• EXERCISE OBJECTIVE: Repeat each entry as written, dropping any picture you find.

====== MATERIAL ======

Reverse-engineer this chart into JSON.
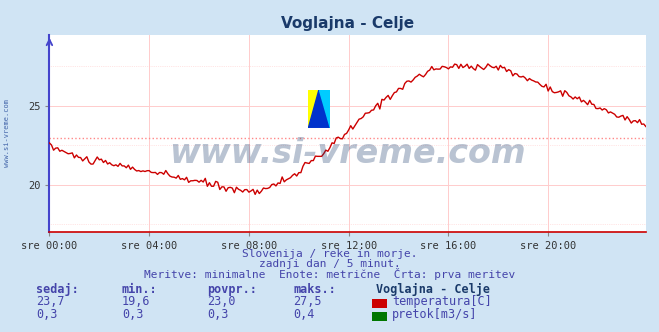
{
  "title": "Voglajna - Celje",
  "bg_color": "#d0e4f4",
  "plot_bg_color": "#ffffff",
  "grid_color_h": "#ffcccc",
  "grid_color_v": "#ffcccc",
  "left_axis_color": "#4444cc",
  "bottom_axis_color": "#cc0000",
  "xlabel_ticks": [
    "sre 00:00",
    "sre 04:00",
    "sre 08:00",
    "sre 12:00",
    "sre 16:00",
    "sre 20:00"
  ],
  "ylabel_ticks": [
    20,
    25
  ],
  "ylim": [
    17.0,
    29.5
  ],
  "xlim": [
    0,
    287
  ],
  "avg_line_value": 23.0,
  "avg_line_color": "#ff8888",
  "avg_line_style": "dotted",
  "temp_color": "#cc0000",
  "flow_color": "#007700",
  "watermark_text": "www.si-vreme.com",
  "watermark_color": "#1a3a6a",
  "watermark_alpha": 0.3,
  "watermark_fontsize": 24,
  "side_text": "www.si-vreme.com",
  "footer_line1": "Slovenija / reke in morje.",
  "footer_line2": "zadnji dan / 5 minut.",
  "footer_line3": "Meritve: minimalne  Enote: metrične  Črta: prva meritev",
  "footer_color": "#4444aa",
  "legend_title": "Voglajna - Celje",
  "legend_items": [
    "temperatura[C]",
    "pretok[m3/s]"
  ],
  "legend_colors": [
    "#cc0000",
    "#007700"
  ],
  "stats_headers": [
    "sedaj:",
    "min.:",
    "povpr.:",
    "maks.:"
  ],
  "stats_temp": [
    "23,7",
    "19,6",
    "23,0",
    "27,5"
  ],
  "stats_flow": [
    "0,3",
    "0,3",
    "0,3",
    "0,4"
  ],
  "stats_color": "#4444aa",
  "title_color": "#1a3a6a",
  "num_points": 288,
  "logo_yellow": "#ffff00",
  "logo_blue": "#0033cc",
  "logo_cyan": "#00ccff"
}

======

• THE COMPLETED TASK:
Reverse-engineer this chart into JSON.
{
  "title": "Voglajna - Celje",
  "bg_color": "#d0e4f4",
  "plot_bg_color": "#ffffff",
  "grid_color_h": "#ffcccc",
  "grid_color_v": "#ffcccc",
  "left_axis_color": "#4444cc",
  "bottom_axis_color": "#cc0000",
  "xlabel_ticks": [
    "sre 00:00",
    "sre 04:00",
    "sre 08:00",
    "sre 12:00",
    "sre 16:00",
    "sre 20:00"
  ],
  "ylabel_ticks": [
    20,
    25
  ],
  "ylim": [
    17.0,
    29.5
  ],
  "xlim": [
    0,
    287
  ],
  "avg_line_value": 23.0,
  "avg_line_color": "#ff8888",
  "avg_line_style": "dotted",
  "temp_color": "#cc0000",
  "flow_color": "#007700",
  "watermark_text": "www.si-vreme.com",
  "watermark_color": "#1a3a6a",
  "watermark_alpha": 0.3,
  "watermark_fontsize": 24,
  "side_text": "www.si-vreme.com",
  "footer_line1": "Slovenija / reke in morje.",
  "footer_line2": "zadnji dan / 5 minut.",
  "footer_line3": "Meritve: minimalne  Enote: metrične  Črta: prva meritev",
  "footer_color": "#4444aa",
  "legend_title": "Voglajna - Celje",
  "legend_items": [
    "temperatura[C]",
    "pretok[m3/s]"
  ],
  "legend_colors": [
    "#cc0000",
    "#007700"
  ],
  "stats_headers": [
    "sedaj:",
    "min.:",
    "povpr.:",
    "maks.:"
  ],
  "stats_temp": [
    "23,7",
    "19,6",
    "23,0",
    "27,5"
  ],
  "stats_flow": [
    "0,3",
    "0,3",
    "0,3",
    "0,4"
  ],
  "stats_color": "#4444aa",
  "title_color": "#1a3a6a",
  "num_points": 288,
  "logo_yellow": "#ffff00",
  "logo_blue": "#0033cc",
  "logo_cyan": "#00ccff"
}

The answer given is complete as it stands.